→ **Provided text**
Beautiful Code : Pity he didn't ask here...

J

John Carter

Just got the O'Reilly announcement of the book "Beautiful
Code"... here is the sample chapter by Tim Bray on Ruby!

http://www.oreilly.com/catalog/9780596510046/chapter/ch04.pdf

Pity he didn't run his examples by this forum first, I'm sure we could
have made them more beautiful..

Well, maybe for the 2nd edition, heres my bash at cleaning it up...

For example scanning a log file.....

EXAMPLE 4-2 . Printing article names
1 ARGF.each_line do |line|
2 if line =~ %r{GET /ongoing/When/\d\d\dx/(\d\d\d\d/\d\d/\d\d/[^ .]+) }
3 puts $1
4 end
5 end

Since most Linux distro's roll the log files to a reasonable size I would have just gone with...

ARGF.read.scan( %r{GET /ongoing/When/\d\d\dx/(\d\d\d\d/\d\d/\d\d/[^ .]+) }) do |match|
puts $1
end

In Example 4.3 he has...
1 counts = {}
2 counts.default = 0

Personally I prefer...

→ **Excerpted records**
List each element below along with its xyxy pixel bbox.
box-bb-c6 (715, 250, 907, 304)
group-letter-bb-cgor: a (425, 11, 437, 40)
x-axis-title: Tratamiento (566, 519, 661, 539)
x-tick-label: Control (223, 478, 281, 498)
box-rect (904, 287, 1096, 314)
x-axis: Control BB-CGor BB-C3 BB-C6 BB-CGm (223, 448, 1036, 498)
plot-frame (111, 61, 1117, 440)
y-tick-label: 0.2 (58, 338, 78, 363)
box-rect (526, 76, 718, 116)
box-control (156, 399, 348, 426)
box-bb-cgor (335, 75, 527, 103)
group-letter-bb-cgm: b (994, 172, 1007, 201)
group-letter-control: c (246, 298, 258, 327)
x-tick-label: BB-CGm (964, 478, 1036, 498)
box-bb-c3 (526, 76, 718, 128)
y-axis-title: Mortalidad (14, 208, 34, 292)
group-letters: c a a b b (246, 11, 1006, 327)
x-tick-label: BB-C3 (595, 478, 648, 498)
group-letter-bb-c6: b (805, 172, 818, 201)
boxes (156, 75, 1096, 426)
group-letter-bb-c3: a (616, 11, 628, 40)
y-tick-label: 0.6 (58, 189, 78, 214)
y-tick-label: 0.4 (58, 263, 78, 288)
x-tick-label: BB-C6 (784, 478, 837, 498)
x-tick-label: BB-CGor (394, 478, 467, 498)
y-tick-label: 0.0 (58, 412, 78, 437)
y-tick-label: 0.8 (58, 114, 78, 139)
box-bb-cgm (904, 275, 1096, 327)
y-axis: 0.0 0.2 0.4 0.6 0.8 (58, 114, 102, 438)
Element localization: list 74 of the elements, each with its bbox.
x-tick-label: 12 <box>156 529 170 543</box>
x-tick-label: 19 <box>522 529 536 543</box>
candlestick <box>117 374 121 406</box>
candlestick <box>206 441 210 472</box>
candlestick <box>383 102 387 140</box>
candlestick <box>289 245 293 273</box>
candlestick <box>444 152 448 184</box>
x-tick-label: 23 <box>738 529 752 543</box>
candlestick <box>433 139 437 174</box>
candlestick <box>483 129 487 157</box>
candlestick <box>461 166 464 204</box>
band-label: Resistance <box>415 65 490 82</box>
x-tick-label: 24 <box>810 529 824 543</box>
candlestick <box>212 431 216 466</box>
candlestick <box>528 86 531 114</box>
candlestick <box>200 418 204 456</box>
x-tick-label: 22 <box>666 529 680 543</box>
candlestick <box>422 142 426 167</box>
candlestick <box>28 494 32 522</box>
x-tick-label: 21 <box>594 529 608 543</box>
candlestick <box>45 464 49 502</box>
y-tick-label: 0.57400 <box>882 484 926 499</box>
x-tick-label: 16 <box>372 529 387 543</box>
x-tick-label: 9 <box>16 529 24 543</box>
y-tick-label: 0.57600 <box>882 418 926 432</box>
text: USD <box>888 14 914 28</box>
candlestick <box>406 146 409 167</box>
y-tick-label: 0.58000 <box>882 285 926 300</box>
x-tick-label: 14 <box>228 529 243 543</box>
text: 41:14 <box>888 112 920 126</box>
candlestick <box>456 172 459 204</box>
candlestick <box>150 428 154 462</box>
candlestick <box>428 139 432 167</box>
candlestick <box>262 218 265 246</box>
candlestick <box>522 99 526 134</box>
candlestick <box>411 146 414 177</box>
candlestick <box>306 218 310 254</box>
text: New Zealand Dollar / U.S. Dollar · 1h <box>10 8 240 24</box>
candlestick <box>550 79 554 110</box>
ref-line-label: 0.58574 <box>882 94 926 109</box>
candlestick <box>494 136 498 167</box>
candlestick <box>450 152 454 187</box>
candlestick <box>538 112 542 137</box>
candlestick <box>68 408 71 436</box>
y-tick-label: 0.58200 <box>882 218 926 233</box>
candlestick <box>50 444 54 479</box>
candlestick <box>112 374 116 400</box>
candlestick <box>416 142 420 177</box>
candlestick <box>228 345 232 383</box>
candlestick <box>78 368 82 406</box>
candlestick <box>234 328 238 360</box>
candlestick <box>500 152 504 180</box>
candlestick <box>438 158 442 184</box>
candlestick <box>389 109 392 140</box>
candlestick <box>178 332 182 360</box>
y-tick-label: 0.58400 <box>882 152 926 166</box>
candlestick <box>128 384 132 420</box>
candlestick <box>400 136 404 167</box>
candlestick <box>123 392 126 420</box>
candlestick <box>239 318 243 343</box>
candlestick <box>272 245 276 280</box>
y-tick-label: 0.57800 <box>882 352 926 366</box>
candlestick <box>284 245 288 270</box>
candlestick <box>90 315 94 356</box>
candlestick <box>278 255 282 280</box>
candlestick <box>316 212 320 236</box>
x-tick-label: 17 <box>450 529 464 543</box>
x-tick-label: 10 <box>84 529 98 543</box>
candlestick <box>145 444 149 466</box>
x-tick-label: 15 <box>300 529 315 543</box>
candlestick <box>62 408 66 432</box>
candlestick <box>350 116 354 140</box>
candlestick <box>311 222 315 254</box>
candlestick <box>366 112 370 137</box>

→ **Objective 1**
Answer these questions from the Beautiful Code thread:
(a) Who wrote the sample chapter on Ruby?
(b) Why would the poster read the whole log file at once?
(c) What default value does Example 4.3 give to counts?
→ **Objective 2**
Return the part of the Beautiful Code thread from "For example scanning" up to and including "just gone with...", copied character for character.

→ **Task answer 1**
(a) Tim Bray
(b) Most Linux distros roll the log files to a reasonable size.
(c) 0

→ **Task answer 2**
For example scanning a log file.....

EXAMPLE 4-2 . Printing article names
1 ARGF.each_line do |line|
2 if line =~ %r{GET /ongoing/When/\d\d\dx/(\d\d\d\d/\d\d/\d\d/[^ .]+) }
3 puts $1
4 end
5 end

Since most Linux distro's roll the log files to a reasonable size I would have just gone with...